Write out every entry, unchanged. Skip any picture.
┏━━
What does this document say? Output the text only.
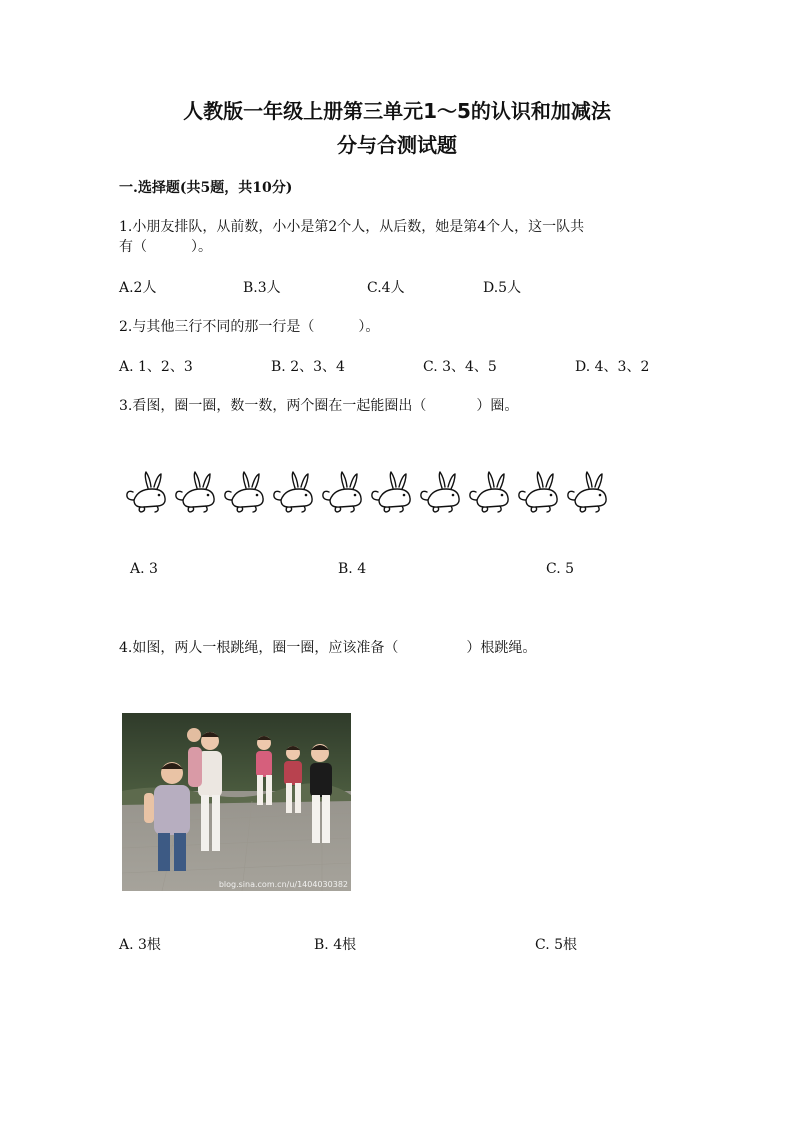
人教版一年级上册第三单元1～5的认识和加减法
分与合测试题
一.选择题(共5题，共10分)
1.小朋友排队，从前数，小小是第2个人，从后数，她是第4个人，这一队共
有（	）。
A.2人	B.3人	C.4人	D.5人
2.与其他三行不同的那一行是（	）。
A. 1、2、3	B. 2、3、4	C. 3、4、5	D. 4、3、2
3.看图，圈一圈，数一数，两个圈在一起能圈出（	）圈。
A. 3	B. 4	C. 5
4.如图，两人一根跳绳，圈一圈，应该准备（	）根跳绳。
blog.sina.com.cn/u/1404030382
A. 3根	B. 4根	C. 5根
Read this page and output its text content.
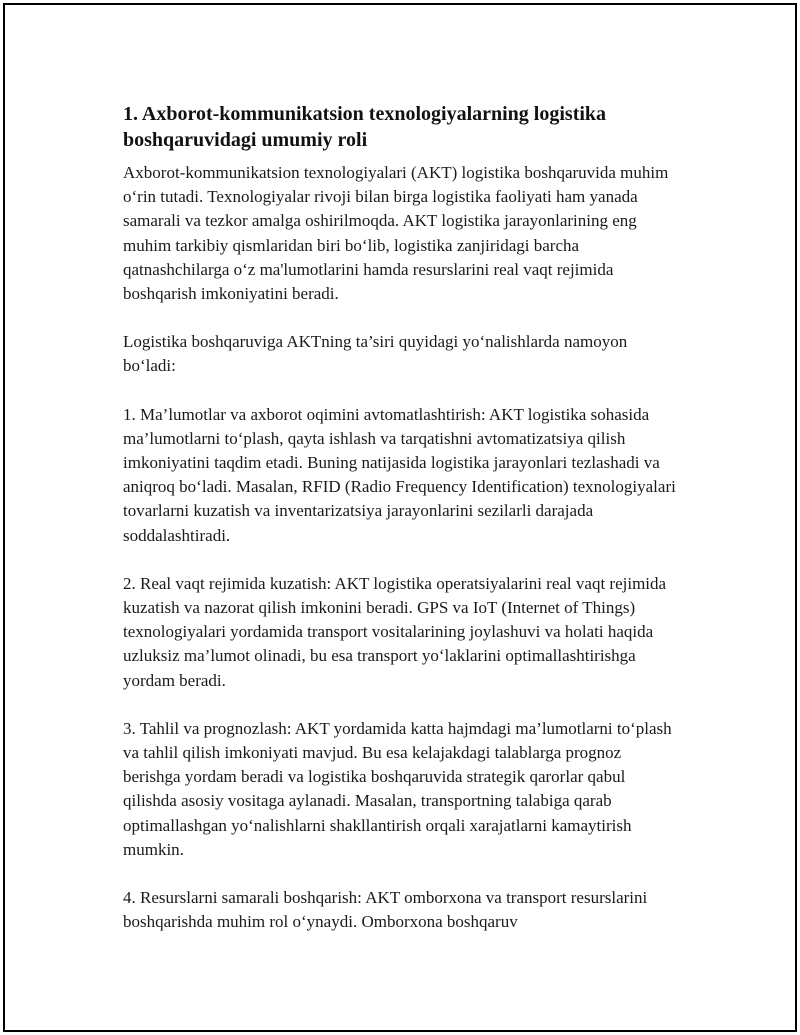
1. Axborot-kommunikatsion texnologiyalarning logistika boshqaruvidagi umumiy roli

Axborot-kommunikatsion texnologiyalari (AKT) logistika boshqaruvida muhim o‘rin tutadi. Texnologiyalar rivoji bilan birga logistika faoliyati ham yanada samarali va tezkor amalga oshirilmoqda. AKT logistika jarayonlarining eng muhim tarkibiy qismlaridan biri bo‘lib, logistika zanjiridagi barcha qatnashchilarga o‘z ma'lumotlarini hamda resurslarini real vaqt rejimida boshqarish imkoniyatini beradi.

Logistika boshqaruviga AKTning ta’siri quyidagi yo‘nalishlarda namoyon bo‘ladi:

1. Ma’lumotlar va axborot oqimini avtomatlashtirish: AKT logistika sohasida ma’lumotlarni to‘plash, qayta ishlash va tarqatishni avtomatizatsiya qilish imkoniyatini taqdim etadi. Buning natijasida logistika jarayonlari tezlashadi va aniqroq bo‘ladi. Masalan, RFID (Radio Frequency Identification) texnologiyalari tovarlarni kuzatish va inventarizatsiya jarayonlarini sezilarli darajada soddalashtiradi.

2. Real vaqt rejimida kuzatish: AKT logistika operatsiyalarini real vaqt rejimida kuzatish va nazorat qilish imkonini beradi. GPS va IoT (Internet of Things) texnologiyalari yordamida transport vositalarining joylashuvi va holati haqida uzluksiz ma’lumot olinadi, bu esa transport yo‘laklarini optimallashtirishga yordam beradi.

3. Tahlil va prognozlash: AKT yordamida katta hajmdagi ma’lumotlarni to‘plash va tahlil qilish imkoniyati mavjud. Bu esa kelajakdagi talablarga prognoz berishga yordam beradi va logistika boshqaruvida strategik qarorlar qabul qilishda asosiy vositaga aylanadi. Masalan, transportning talabiga qarab optimallashgan yo‘nalishlarni shakllantirish orqali xarajatlarni kamaytirish mumkin.

4. Resurslarni samarali boshqarish: AKT omborxona va transport resurslarini boshqarishda muhim rol o‘ynaydi. Omborxona boshqaruv
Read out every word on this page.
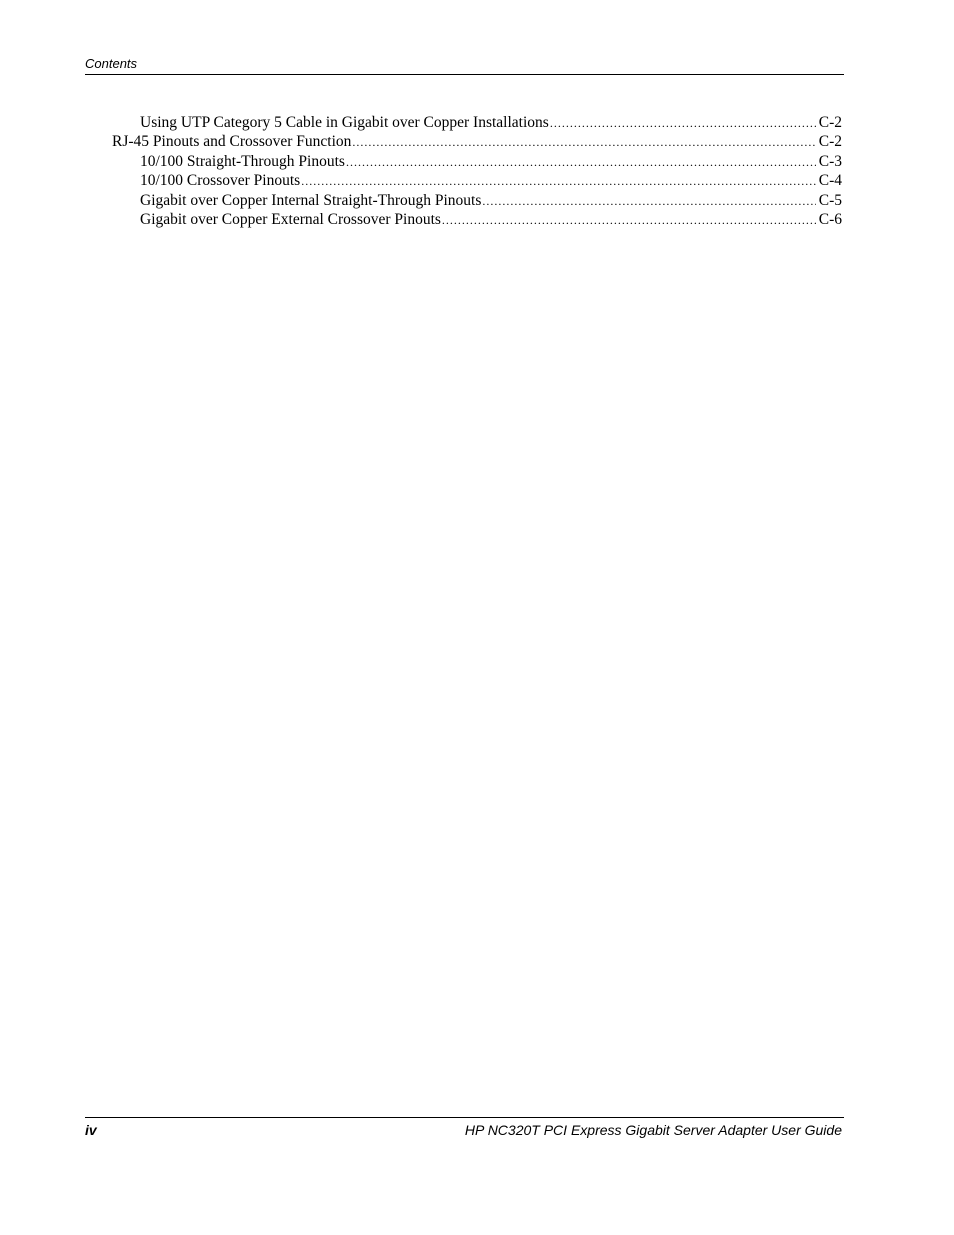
Contents
Using UTP Category 5 Cable in Gigabit over Copper Installations .....	C-2
RJ-45 Pinouts and Crossover Function .....	C-2
10/100 Straight-Through Pinouts .....	C-3
10/100 Crossover Pinouts .....	C-4
Gigabit over Copper Internal Straight-Through Pinouts .....	C-5
Gigabit over Copper External Crossover Pinouts .....	C-6
iv	HP NC320T PCI Express Gigabit Server Adapter User Guide
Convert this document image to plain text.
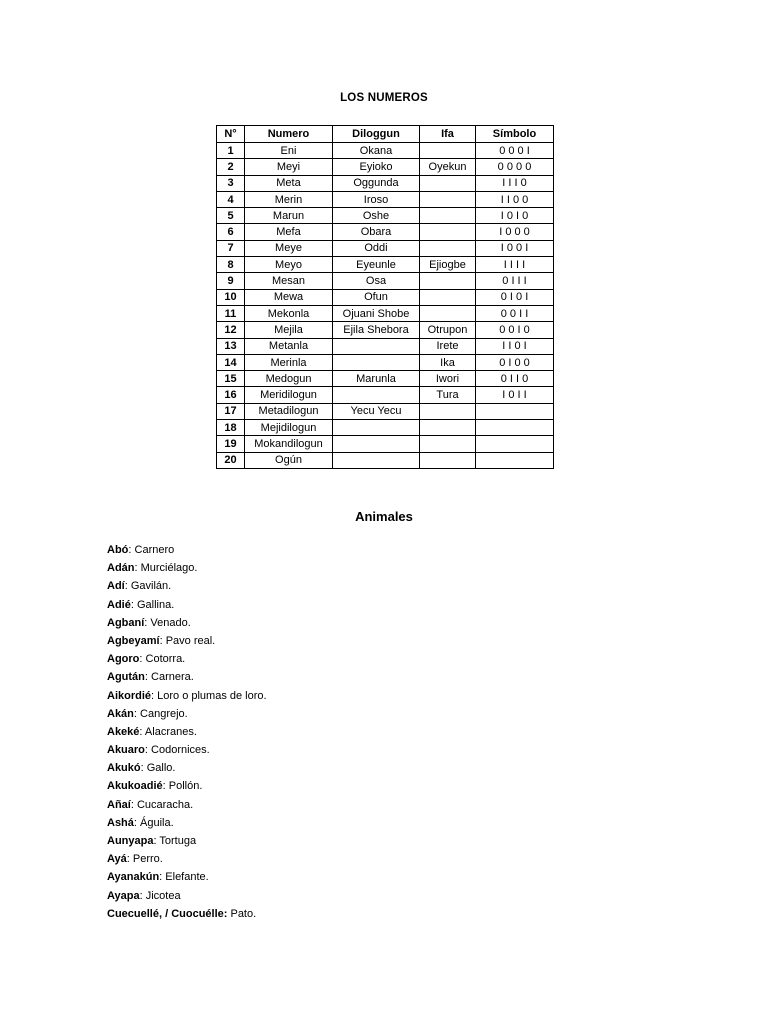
LOS NUMEROS
N°	Numero	Diloggun	Ifa	Símbolo
1	Eni	Okana		0 0 0 I
2	Meyi	Eyioko	Oyekun	0 0 0 0
3	Meta	Oggunda		I I I 0
4	Merin	Iroso		I I 0 0
5	Marun	Oshe		I 0 I 0
6	Mefa	Obara		I 0 0 0
7	Meye	Oddi		I 0 0 I
8	Meyo	Eyeunle	Ejiogbe	I I I I
9	Mesan	Osa		0 I I I
10	Mewa	Ofun		0 I 0 I
11	Mekonla	Ojuani Shobe		0 0 I I
12	Mejila	Ejila Shebora	Otrupon	0 0 I 0
13	Metanla		Irete	I I 0 I
14	Merinla		Ika	0 I 0 0
15	Medogun	Marunla	Iwori	0 I I 0
16	Meridilogun		Tura	I 0 I I
17	Metadilogun	Yecu Yecu		
18	Mejidilogun			
19	Mokandilogun			
20	Ogún			
Animales
Abó: Carnero
Adán: Murciélago.
Adí: Gavilán.
Adié: Gallina.
Agbaní: Venado.
Agbeyamí: Pavo real.
Agoro: Cotorra.
Agután: Carnera.
Aikordié: Loro o plumas de loro.
Akán: Cangrejo.
Akeké: Alacranes.
Akuaro: Codornices.
Akukó: Gallo.
Akukoadié: Pollón.
Añaí: Cucaracha.
Ashá: Águila.
Aunyapa: Tortuga
Ayá: Perro.
Ayanakún: Elefante.
Ayapa: Jicotea
Cuecuellé, / Cuocuélle: Pato.
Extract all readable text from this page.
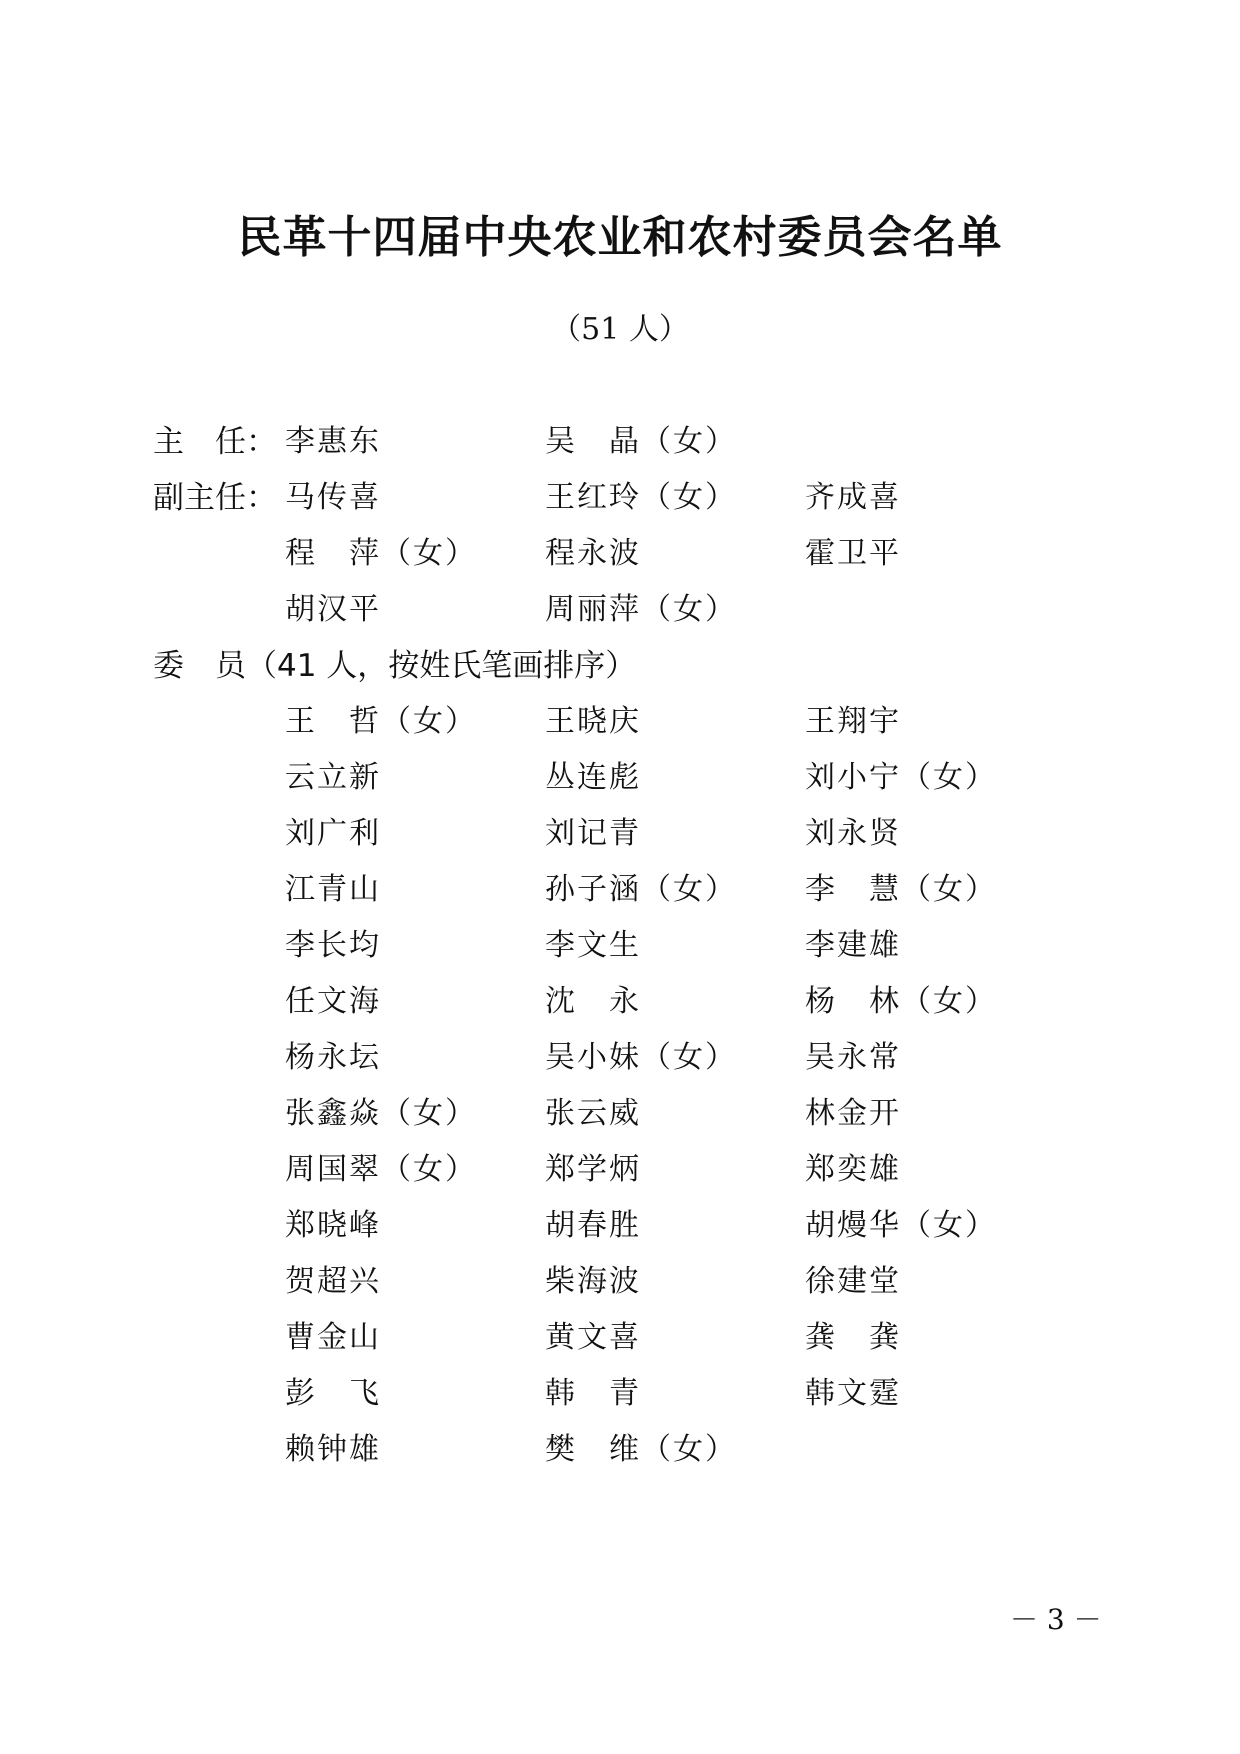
民革十四届中央农业和农村委员会名单
（51 人）
主　任： 李惠东	吴　晶（女）
副主任： 马传喜	王红玲（女） 齐成喜
程　萍（女） 程永波	霍卫平
胡汉平	周丽萍（女）
委　员（41 人，按姓氏笔画排序）
王　哲（女） 王晓庆	王翔宇
云立新	丛连彪	刘小宁（女）
刘广利	刘记青	刘永贤
江青山	孙子涵（女） 李　慧（女）
李长均	李文生	李建雄
任文海	沈　永	杨　林（女）
杨永坛	吴小妹（女） 吴永常
张鑫焱（女） 张云威	林金开
周国翠（女） 郑学炳	郑奕雄
郑晓峰	胡春胜	胡熳华（女）
贺超兴	柴海波	徐建堂
曹金山	黄文喜	龚　龚
彭　飞	韩　青	韩文霆
赖钟雄	樊　维（女）
－ 3 －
┗━━
Finished answer ::
What does this document say? Output the text only.
人教版一年级上册第三单元1～5的认识和加减法
分与合测试题
一.选择题(共5题，共10分)
1.小朋友排队，从前数，小小是第2个人，从后数，她是第4个人，这一队共
有（	）。
A.2人	B.3人	C.4人	D.5人
2.与其他三行不同的那一行是（	）。
A. 1、2、3	B. 2、3、4	C. 3、4、5	D. 4、3、2
3.看图，圈一圈，数一数，两个圈在一起能圈出（	）圈。
A. 3	B. 4	C. 5
4.如图，两人一根跳绳，圈一圈，应该准备（	）根跳绳。
blog.sina.com.cn/u/1404030382
A. 3根	B. 4根	C. 5根
Read this page and output its text content.
1. Axborot-kommunikatsion texnologiyalarning logistika boshqaruvidagi umumiy roli

Axborot-kommunikatsion texnologiyalari (AKT) logistika boshqaruvida muhim o‘rin tutadi. Texnologiyalar rivoji bilan birga logistika faoliyati ham yanada samarali va tezkor amalga oshirilmoqda. AKT logistika jarayonlarining eng muhim tarkibiy qismlaridan biri bo‘lib, logistika zanjiridagi barcha qatnashchilarga o‘z ma'lumotlarini hamda resurslarini real vaqt rejimida boshqarish imkoniyatini beradi.

Logistika boshqaruviga AKTning ta’siri quyidagi yo‘nalishlarda namoyon bo‘ladi:

1. Ma’lumotlar va axborot oqimini avtomatlashtirish: AKT logistika sohasida ma’lumotlarni to‘plash, qayta ishlash va tarqatishni avtomatizatsiya qilish imkoniyatini taqdim etadi. Buning natijasida logistika jarayonlari tezlashadi va aniqroq bo‘ladi. Masalan, RFID (Radio Frequency Identification) texnologiyalari tovarlarni kuzatish va inventarizatsiya jarayonlarini sezilarli darajada soddalashtiradi.

2. Real vaqt rejimida kuzatish: AKT logistika operatsiyalarini real vaqt rejimida kuzatish va nazorat qilish imkonini beradi. GPS va IoT (Internet of Things) texnologiyalari yordamida transport vositalarining joylashuvi va holati haqida uzluksiz ma’lumot olinadi, bu esa transport yo‘laklarini optimallashtirishga yordam beradi.

3. Tahlil va prognozlash: AKT yordamida katta hajmdagi ma’lumotlarni to‘plash va tahlil qilish imkoniyati mavjud. Bu esa kelajakdagi talablarga prognoz berishga yordam beradi va logistika boshqaruvida strategik qarorlar qabul qilishda asosiy vositaga aylanadi. Masalan, transportning talabiga qarab optimallashgan yo‘nalishlarni shakllantirish orqali xarajatlarni kamaytirish mumkin.

4. Resurslarni samarali boshqarish: AKT omborxona va transport resurslarini boshqarishda muhim rol o‘ynaydi. Omborxona boshqaruv
Read out every word on this page.
Contents
Using UTP Category 5 Cable in Gigabit over Copper Installations .....	C-2
RJ-45 Pinouts and Crossover Function .....	C-2
10/100 Straight-Through Pinouts .....	C-3
10/100 Crossover Pinouts .....	C-4
Gigabit over Copper Internal Straight-Through Pinouts .....	C-5
Gigabit over Copper External Crossover Pinouts .....	C-6
iv	HP NC320T PCI Express Gigabit Server Adapter User Guide
Convert this document image to plain text.
LOS NUMEROS
N°	Numero	Diloggun	Ifa	Símbolo
1	Eni	Okana		0 0 0 I
2	Meyi	Eyioko	Oyekun	0 0 0 0
3	Meta	Oggunda		I I I 0
4	Merin	Iroso		I I 0 0
5	Marun	Oshe		I 0 I 0
6	Mefa	Obara		I 0 0 0
7	Meye	Oddi		I 0 0 I
8	Meyo	Eyeunle	Ejiogbe	I I I I
9	Mesan	Osa		0 I I I
10	Mewa	Ofun		0 I 0 I
11	Mekonla	Ojuani Shobe		0 0 I I
12	Mejila	Ejila Shebora	Otrupon	0 0 I 0
13	Metanla		Irete	I I 0 I
14	Merinla		Ika	0 I 0 0
15	Medogun	Marunla	Iwori	0 I I 0
16	Meridilogun		Tura	I 0 I I
17	Metadilogun	Yecu Yecu		
18	Mejidilogun			
19	Mokandilogun			
20	Ogún			
Animales
Abó: Carnero
Adán: Murciélago.
Adí: Gavilán.
Adié: Gallina.
Agbaní: Venado.
Agbeyamí: Pavo real.
Agoro: Cotorra.
Agután: Carnera.
Aikordié: Loro o plumas de loro.
Akán: Cangrejo.
Akeké: Alacranes.
Akuaro: Codornices.
Akukó: Gallo.
Akukoadié: Pollón.
Añaí: Cucaracha.
Ashá: Águila.
Aunyapa: Tortuga
Ayá: Perro.
Ayanakún: Elefante.
Ayapa: Jicotea
Cuecuellé, / Cuocuélle: Pato.
Extract all readable text from this page.
民革十四届中央农业和农村委员会名单
（51 人）
主　任： 李惠东	吴　晶（女）
副主任： 马传喜	王红玲（女） 齐成喜
程　萍（女） 程永波	霍卫平
胡汉平	周丽萍（女）
委　员（41 人，按姓氏笔画排序）
王　哲（女） 王晓庆	王翔宇
云立新	丛连彪	刘小宁（女）
刘广利	刘记青	刘永贤
江青山	孙子涵（女） 李　慧（女）
李长均	李文生	李建雄
任文海	沈　永	杨　林（女）
杨永坛	吴小妹（女） 吴永常
张鑫焱（女） 张云威	林金开
周国翠（女） 郑学炳	郑奕雄
郑晓峰	胡春胜	胡熳华（女）
贺超兴	柴海波	徐建堂
曹金山	黄文喜	龚　龚
彭　飞	韩　青	韩文霆
赖钟雄	樊　维（女）
－ 3 －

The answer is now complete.